+++ Exercise materials +++
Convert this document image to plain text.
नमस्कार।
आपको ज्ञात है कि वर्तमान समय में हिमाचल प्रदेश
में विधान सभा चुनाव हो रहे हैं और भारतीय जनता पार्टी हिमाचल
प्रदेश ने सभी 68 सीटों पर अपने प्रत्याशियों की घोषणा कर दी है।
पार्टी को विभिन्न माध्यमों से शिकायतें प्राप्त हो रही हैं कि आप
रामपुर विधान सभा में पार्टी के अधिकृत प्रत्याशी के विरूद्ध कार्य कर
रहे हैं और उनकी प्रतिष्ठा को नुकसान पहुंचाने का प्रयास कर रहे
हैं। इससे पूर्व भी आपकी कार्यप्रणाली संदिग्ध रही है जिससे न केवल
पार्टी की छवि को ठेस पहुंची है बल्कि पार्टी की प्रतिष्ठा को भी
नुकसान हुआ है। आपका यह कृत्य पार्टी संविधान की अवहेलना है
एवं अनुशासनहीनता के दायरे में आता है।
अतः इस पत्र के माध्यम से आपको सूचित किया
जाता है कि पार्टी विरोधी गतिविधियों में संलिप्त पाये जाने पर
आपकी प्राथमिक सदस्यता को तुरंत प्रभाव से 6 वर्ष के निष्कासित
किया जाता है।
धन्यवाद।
+++
- **Given problem**: Write out the records shown above, exactly as they appear.

- **Task result**:
Convert this document image to plain text.
नमस्कार।
आपको ज्ञात है कि वर्तमान समय में हिमाचल प्रदेश
में विधान सभा चुनाव हो रहे हैं और भारतीय जनता पार्टी हिमाचल
प्रदेश ने सभी 68 सीटों पर अपने प्रत्याशियों की घोषणा कर दी है।
पार्टी को विभिन्न माध्यमों से शिकायतें प्राप्त हो रही हैं कि आप
रामपुर विधान सभा में पार्टी के अधिकृत प्रत्याशी के विरूद्ध कार्य कर
रहे हैं और उनकी प्रतिष्ठा को नुकसान पहुंचाने का प्रयास कर रहे
हैं। इससे पूर्व भी आपकी कार्यप्रणाली संदिग्ध रही है जिससे न केवल
पार्टी की छवि को ठेस पहुंची है बल्कि पार्टी की प्रतिष्ठा को भी
नुकसान हुआ है। आपका यह कृत्य पार्टी संविधान की अवहेलना है
एवं अनुशासनहीनता के दायरे में आता है।
अतः इस पत्र के माध्यम से आपको सूचित किया
जाता है कि पार्टी विरोधी गतिविधियों में संलिप्त पाये जाने पर
आपकी प्राथमिक सदस्यता को तुरंत प्रभाव से 6 वर्ष के निष्कासित
किया जाता है।
धन्यवाद।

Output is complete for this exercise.